How many lines of these entries hold the string "эксплуатацию"? Reply with the number alone.

EXTRACTED MATERIAL —
┌────────

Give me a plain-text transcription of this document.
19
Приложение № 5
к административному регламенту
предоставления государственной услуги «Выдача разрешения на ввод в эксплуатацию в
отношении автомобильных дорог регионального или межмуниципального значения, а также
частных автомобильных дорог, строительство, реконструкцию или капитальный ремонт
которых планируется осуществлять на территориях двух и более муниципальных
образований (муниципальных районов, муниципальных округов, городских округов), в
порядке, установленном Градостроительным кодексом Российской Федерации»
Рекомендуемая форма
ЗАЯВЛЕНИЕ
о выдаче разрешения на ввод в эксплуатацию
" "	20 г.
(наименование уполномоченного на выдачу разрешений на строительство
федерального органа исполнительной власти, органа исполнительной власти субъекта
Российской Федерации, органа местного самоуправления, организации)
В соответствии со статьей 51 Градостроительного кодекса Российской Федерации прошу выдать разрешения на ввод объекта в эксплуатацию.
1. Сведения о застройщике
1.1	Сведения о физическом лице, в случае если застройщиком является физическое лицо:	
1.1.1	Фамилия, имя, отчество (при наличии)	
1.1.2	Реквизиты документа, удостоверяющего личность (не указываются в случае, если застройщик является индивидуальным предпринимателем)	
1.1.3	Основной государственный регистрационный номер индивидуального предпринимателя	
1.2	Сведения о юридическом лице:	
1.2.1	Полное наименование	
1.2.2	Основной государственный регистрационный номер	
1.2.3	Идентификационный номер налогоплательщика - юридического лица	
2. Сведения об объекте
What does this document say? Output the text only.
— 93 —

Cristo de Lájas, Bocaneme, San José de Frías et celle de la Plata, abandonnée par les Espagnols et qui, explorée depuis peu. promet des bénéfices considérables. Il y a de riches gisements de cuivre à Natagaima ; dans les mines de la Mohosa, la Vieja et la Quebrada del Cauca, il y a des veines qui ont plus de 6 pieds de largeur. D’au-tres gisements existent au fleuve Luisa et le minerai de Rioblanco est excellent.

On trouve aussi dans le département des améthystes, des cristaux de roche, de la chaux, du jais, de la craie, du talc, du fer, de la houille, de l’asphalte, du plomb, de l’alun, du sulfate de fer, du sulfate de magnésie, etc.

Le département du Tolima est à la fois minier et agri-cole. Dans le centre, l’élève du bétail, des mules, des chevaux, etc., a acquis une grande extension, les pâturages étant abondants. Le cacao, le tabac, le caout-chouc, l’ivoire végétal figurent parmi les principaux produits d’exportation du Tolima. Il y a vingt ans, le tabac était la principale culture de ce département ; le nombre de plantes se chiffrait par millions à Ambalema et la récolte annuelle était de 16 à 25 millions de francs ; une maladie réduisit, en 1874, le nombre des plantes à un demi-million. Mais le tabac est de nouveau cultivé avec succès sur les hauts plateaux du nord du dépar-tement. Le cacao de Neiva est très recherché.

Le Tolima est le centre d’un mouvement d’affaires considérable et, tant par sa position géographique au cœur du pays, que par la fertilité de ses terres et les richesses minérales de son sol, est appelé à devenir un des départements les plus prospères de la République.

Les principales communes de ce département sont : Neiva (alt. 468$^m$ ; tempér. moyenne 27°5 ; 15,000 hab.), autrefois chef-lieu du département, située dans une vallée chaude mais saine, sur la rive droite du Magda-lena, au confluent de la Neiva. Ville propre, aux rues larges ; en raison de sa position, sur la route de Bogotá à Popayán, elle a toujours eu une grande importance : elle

└────────

EXPECTED ANSWER — 3